■ **Instructions to follow**:
Write out all of the data exactly as it appears.

--- Input ---

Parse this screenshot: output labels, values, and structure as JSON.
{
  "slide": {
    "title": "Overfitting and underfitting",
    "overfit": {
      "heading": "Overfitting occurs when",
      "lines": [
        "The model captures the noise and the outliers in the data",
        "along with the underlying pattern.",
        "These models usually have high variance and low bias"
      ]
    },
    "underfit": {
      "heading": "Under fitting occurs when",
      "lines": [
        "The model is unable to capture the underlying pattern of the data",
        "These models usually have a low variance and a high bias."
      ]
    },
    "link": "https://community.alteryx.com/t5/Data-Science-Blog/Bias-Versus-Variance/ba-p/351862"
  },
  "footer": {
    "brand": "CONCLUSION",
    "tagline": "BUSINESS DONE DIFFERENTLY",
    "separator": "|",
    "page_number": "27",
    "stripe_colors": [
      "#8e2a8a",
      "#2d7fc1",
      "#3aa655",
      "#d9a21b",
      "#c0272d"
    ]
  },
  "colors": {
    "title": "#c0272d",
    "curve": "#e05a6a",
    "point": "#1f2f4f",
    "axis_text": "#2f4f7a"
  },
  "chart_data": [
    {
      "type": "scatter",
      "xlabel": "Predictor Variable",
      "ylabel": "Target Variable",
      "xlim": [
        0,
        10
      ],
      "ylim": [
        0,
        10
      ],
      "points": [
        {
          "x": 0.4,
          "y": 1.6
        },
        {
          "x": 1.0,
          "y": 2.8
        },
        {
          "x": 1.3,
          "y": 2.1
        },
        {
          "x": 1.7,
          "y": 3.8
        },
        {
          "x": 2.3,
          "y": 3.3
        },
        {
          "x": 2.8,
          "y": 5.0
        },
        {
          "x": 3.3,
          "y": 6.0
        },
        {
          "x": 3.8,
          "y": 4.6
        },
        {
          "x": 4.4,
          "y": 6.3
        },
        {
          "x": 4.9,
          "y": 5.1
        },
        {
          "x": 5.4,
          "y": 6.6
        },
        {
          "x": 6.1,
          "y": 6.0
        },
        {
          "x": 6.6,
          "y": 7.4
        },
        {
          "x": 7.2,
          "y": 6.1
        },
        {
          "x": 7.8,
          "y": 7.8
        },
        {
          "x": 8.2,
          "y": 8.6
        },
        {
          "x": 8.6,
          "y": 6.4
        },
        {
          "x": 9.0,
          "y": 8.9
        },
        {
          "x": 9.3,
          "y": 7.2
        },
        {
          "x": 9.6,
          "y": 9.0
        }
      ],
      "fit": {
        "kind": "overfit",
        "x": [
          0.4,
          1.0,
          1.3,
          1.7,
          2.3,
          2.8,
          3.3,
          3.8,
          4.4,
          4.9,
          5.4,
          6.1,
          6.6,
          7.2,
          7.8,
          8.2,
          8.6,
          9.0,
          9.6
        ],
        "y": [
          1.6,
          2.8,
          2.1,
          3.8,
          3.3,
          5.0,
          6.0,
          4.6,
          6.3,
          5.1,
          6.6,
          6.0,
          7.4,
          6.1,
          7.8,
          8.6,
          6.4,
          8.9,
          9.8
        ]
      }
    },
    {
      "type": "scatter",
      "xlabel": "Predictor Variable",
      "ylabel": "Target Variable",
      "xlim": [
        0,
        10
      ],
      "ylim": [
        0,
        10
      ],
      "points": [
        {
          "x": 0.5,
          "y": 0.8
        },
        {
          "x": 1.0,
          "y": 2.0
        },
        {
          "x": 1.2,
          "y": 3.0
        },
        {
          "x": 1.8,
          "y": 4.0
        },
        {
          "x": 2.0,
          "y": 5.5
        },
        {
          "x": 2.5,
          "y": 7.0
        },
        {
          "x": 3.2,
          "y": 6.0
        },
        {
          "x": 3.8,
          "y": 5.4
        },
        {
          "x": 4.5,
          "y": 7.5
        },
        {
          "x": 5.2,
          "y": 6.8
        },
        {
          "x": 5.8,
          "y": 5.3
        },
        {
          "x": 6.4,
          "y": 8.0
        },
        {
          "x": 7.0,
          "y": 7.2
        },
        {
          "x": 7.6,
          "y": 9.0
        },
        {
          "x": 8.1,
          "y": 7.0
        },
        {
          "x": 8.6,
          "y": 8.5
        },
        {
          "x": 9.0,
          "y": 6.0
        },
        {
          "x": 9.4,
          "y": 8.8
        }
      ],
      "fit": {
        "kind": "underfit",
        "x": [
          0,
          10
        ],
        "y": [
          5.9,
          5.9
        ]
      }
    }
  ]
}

---

■ **Correct response**:
Parse this screenshot: output labels, values, and structure as JSON.
{
  "slide": {
    "title": "Overfitting and underfitting",
    "overfit": {
      "heading": "Overfitting occurs when",
      "lines": [
        "The model captures the noise and the outliers in the data",
        "along with the underlying pattern.",
        "These models usually have high variance and low bias"
      ]
    },
    "underfit": {
      "heading": "Under fitting occurs when",
      "lines": [
        "The model is unable to capture the underlying pattern of the data",
        "These models usually have a low variance and a high bias."
      ]
    },
    "link": "https://community.alteryx.com/t5/Data-Science-Blog/Bias-Versus-Variance/ba-p/351862"
  },
  "footer": {
    "brand": "CONCLUSION",
    "tagline": "BUSINESS DONE DIFFERENTLY",
    "separator": "|",
    "page_number": "27",
    "stripe_colors": [
      "#8e2a8a",
      "#2d7fc1",
      "#3aa655",
      "#d9a21b",
      "#c0272d"
    ]
  },
  "colors": {
    "title": "#c0272d",
    "curve": "#e05a6a",
    "point": "#1f2f4f",
    "axis_text": "#2f4f7a"
  },
  "chart_data": [
    {
      "type": "scatter",
      "xlabel": "Predictor Variable",
      "ylabel": "Target Variable",
      "xlim": [
        0,
        10
      ],
      "ylim": [
        0,
        10
      ],
      "points": [
        {
          "x": 0.4,
          "y": 1.6
        },
        {
          "x": 1.0,
          "y": 2.8
        },
        {
          "x": 1.3,
          "y": 2.1
        },
        {
          "x": 1.7,
          "y": 3.8
        },
        {
          "x": 2.3,
          "y": 3.3
        },
        {
          "x": 2.8,
          "y": 5.0
        },
        {
          "x": 3.3,
          "y": 6.0
        },
        {
          "x": 3.8,
          "y": 4.6
        },
        {
          "x": 4.4,
          "y": 6.3
        },
        {
          "x": 4.9,
          "y": 5.1
        },
        {
          "x": 5.4,
          "y": 6.6
        },
        {
          "x": 6.1,
          "y": 6.0
        },
        {
          "x": 6.6,
          "y": 7.4
        },
        {
          "x": 7.2,
          "y": 6.1
        },
        {
          "x": 7.8,
          "y": 7.8
        },
        {
          "x": 8.2,
          "y": 8.6
        },
        {
          "x": 8.6,
          "y": 6.4
        },
        {
          "x": 9.0,
          "y": 8.9
        },
        {
          "x": 9.3,
          "y": 7.2
        },
        {
          "x": 9.6,
          "y": 9.0
        }
      ],
      "fit": {
        "kind": "overfit",
        "x": [
          0.4,
          1.0,
          1.3,
          1.7,
          2.3,
          2.8,
          3.3,
          3.8,
          4.4,
          4.9,
          5.4,
          6.1,
          6.6,
          7.2,
          7.8,
          8.2,
          8.6,
          9.0,
          9.6
        ],
        "y": [
          1.6,
          2.8,
          2.1,
          3.8,
          3.3,
          5.0,
          6.0,
          4.6,
          6.3,
          5.1,
          6.6,
          6.0,
          7.4,
          6.1,
          7.8,
          8.6,
          6.4,
          8.9,
          9.8
        ]
      }
    },
    {
      "type": "scatter",
      "xlabel": "Predictor Variable",
      "ylabel": "Target Variable",
      "xlim": [
        0,
        10
      ],
      "ylim": [
        0,
        10
      ],
      "points": [
        {
          "x": 0.5,
          "y": 0.8
        },
        {
          "x": 1.0,
          "y": 2.0
        },
        {
          "x": 1.2,
          "y": 3.0
        },
        {
          "x": 1.8,
          "y": 4.0
        },
        {
          "x": 2.0,
          "y": 5.5
        },
        {
          "x": 2.5,
          "y": 7.0
        },
        {
          "x": 3.2,
          "y": 6.0
        },
        {
          "x": 3.8,
          "y": 5.4
        },
        {
          "x": 4.5,
          "y": 7.5
        },
        {
          "x": 5.2,
          "y": 6.8
        },
        {
          "x": 5.8,
          "y": 5.3
        },
        {
          "x": 6.4,
          "y": 8.0
        },
        {
          "x": 7.0,
          "y": 7.2
        },
        {
          "x": 7.6,
          "y": 9.0
        },
        {
          "x": 8.1,
          "y": 7.0
        },
        {
          "x": 8.6,
          "y": 8.5
        },
        {
          "x": 9.0,
          "y": 6.0
        },
        {
          "x": 9.4,
          "y": 8.8
        }
      ],
      "fit": {
        "kind": "underfit",
        "x": [
          0,
          10
        ],
        "y": [
          5.9,
          5.9
        ]
      }
    }
  ]
}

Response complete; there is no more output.